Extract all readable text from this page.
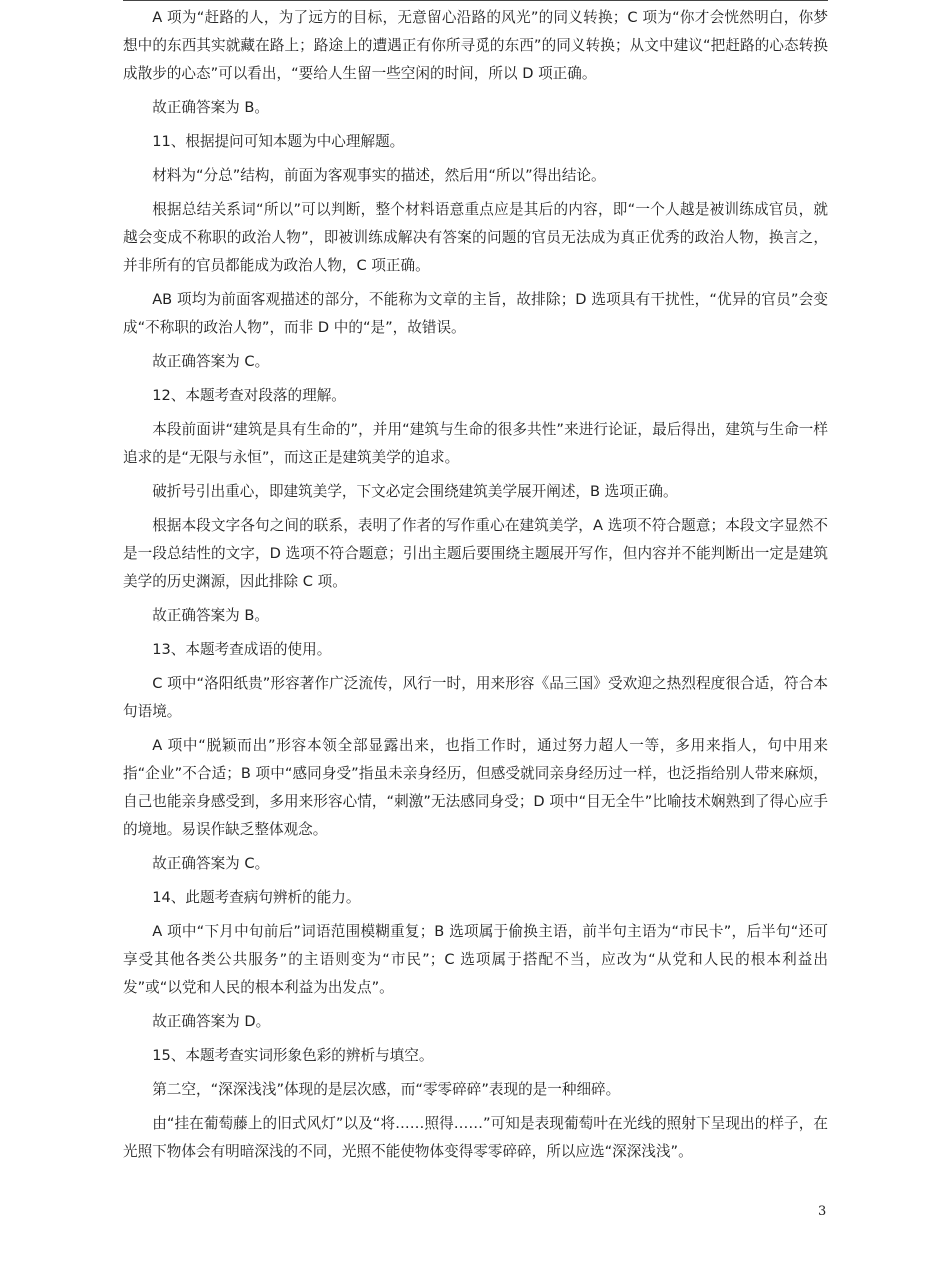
A 项为“赶路的人，为了远方的目标，无意留心沿路的风光”的同义转换；C 项为“你才会恍然明白，你梦想中的东西其实就藏在路上；路途上的遭遇正有你所寻觅的东西”的同义转换；从文中建议“把赶路的心态转换成散步的心态”可以看出，“要给人生留一些空闲的时间，所以 D 项正确。

故正确答案为 B。

11、根据提问可知本题为中心理解题。

材料为“分总”结构，前面为客观事实的描述，然后用“所以”得出结论。

根据总结关系词“所以”可以判断，整个材料语意重点应是其后的内容，即“一个人越是被训练成官员，就越会变成不称职的政治人物”，即被训练成解决有答案的问题的官员无法成为真正优秀的政治人物，换言之，并非所有的官员都能成为政治人物，C 项正确。

AB 项均为前面客观描述的部分，不能称为文章的主旨，故排除；D 选项具有干扰性，“优异的官员”会变成“不称职的政治人物”，而非 D 中的“是”，故错误。

故正确答案为 C。

12、本题考查对段落的理解。

本段前面讲“建筑是具有生命的”，并用“建筑与生命的很多共性”来进行论证，最后得出，建筑与生命一样追求的是“无限与永恒”，而这正是建筑美学的追求。

破折号引出重心，即建筑美学，下文必定会围绕建筑美学展开阐述，B 选项正确。

根据本段文字各句之间的联系，表明了作者的写作重心在建筑美学，A 选项不符合题意；本段文字显然不是一段总结性的文字，D 选项不符合题意；引出主题后要围绕主题展开写作，但内容并不能判断出一定是建筑美学的历史渊源，因此排除 C 项。

故正确答案为 B。

13、本题考查成语的使用。

C 项中“洛阳纸贵”形容著作广泛流传，风行一时，用来形容《品三国》受欢迎之热烈程度很合适，符合本句语境。

A 项中“脱颖而出”形容本领全部显露出来，也指工作时，通过努力超人一等，多用来指人，句中用来指“企业”不合适；B 项中“感同身受”指虽未亲身经历，但感受就同亲身经历过一样，也泛指给别人带来麻烦，自己也能亲身感受到，多用来形容心情，“刺激”无法感同身受；D 项中“目无全牛”比喻技术娴熟到了得心应手的境地。易误作缺乏整体观念。

故正确答案为 C。

14、此题考查病句辨析的能力。

A 项中“下月中旬前后”词语范围模糊重复；B 选项属于偷换主语，前半句主语为“市民卡”，后半句“还可享受其他各类公共服务”的主语则变为“市民”；C 选项属于搭配不当，应改为“从党和人民的根本利益出发”或“以党和人民的根本利益为出发点”。

故正确答案为 D。

15、本题考查实词形象色彩的辨析与填空。

第二空，“深深浅浅”体现的是层次感，而“零零碎碎”表现的是一种细碎。

由“挂在葡萄藤上的旧式风灯”以及“将……照得……”可知是表现葡萄叶在光线的照射下呈现出的样子，在光照下物体会有明暗深浅的不同，光照不能使物体变得零零碎碎，所以应选“深深浅浅”。

3
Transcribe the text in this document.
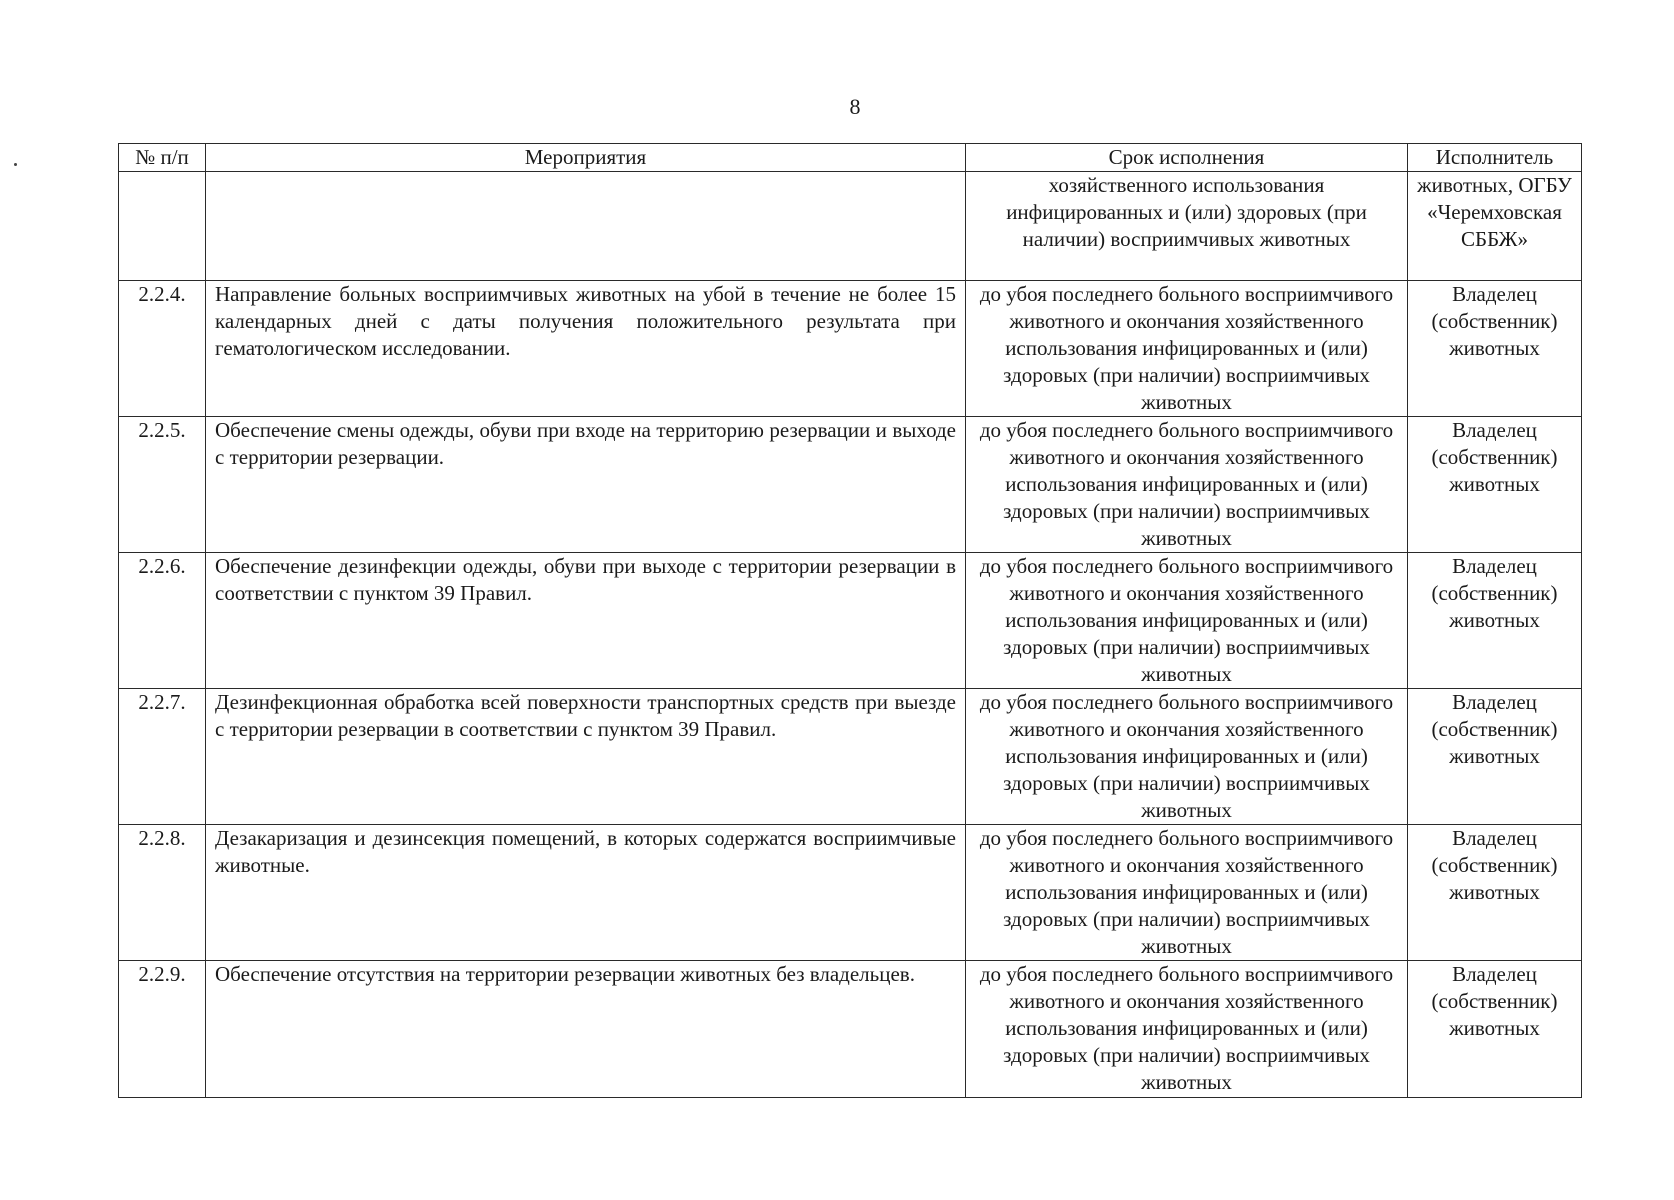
8
№ п/п	Мероприятия	Срок исполнения	Исполнитель
		хозяйственного использования инфицированных и (или) здоровых (при наличии) восприимчивых животных	животных, ОГБУ «Черемховская СББЖ»
2.2.4.	Направление больных восприимчивых животных на убой в течение не более 15 календарных дней с даты получения положительного результата при гематологическом исследовании.	до убоя последнего больного восприимчивого животного и окончания хозяйственного использования инфицированных и (или) здоровых (при наличии) восприимчивых животных	Владелец (собственник) животных
2.2.5.	Обеспечение смены одежды, обуви при входе на территорию резервации и выходе с территории резервации.	до убоя последнего больного восприимчивого животного и окончания хозяйственного использования инфицированных и (или) здоровых (при наличии) восприимчивых животных	Владелец (собственник) животных
2.2.6.	Обеспечение дезинфекции одежды, обуви при выходе с территории резервации в соответствии с пунктом 39 Правил.	до убоя последнего больного восприимчивого животного и окончания хозяйственного использования инфицированных и (или) здоровых (при наличии) восприимчивых животных	Владелец (собственник) животных
2.2.7.	Дезинфекционная обработка всей поверхности транспортных средств при выезде с территории резервации в соответствии с пунктом 39 Правил.	до убоя последнего больного восприимчивого животного и окончания хозяйственного использования инфицированных и (или) здоровых (при наличии) восприимчивых животных	Владелец (собственник) животных
2.2.8.	Дезакаризация и дезинсекция помещений, в которых содержатся восприимчивые животные.	до убоя последнего больного восприимчивого животного и окончания хозяйственного использования инфицированных и (или) здоровых (при наличии) восприимчивых животных	Владелец (собственник) животных
2.2.9.	Обеспечение отсутствия на территории резервации животных без владельцев.	до убоя последнего больного восприимчивого животного и окончания хозяйственного использования инфицированных и (или) здоровых (при наличии) восприимчивых животных	Владелец (собственник) животных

Problem to work on: Determine the number of lines where the string "this" occurs, and give that number only.

Result: 2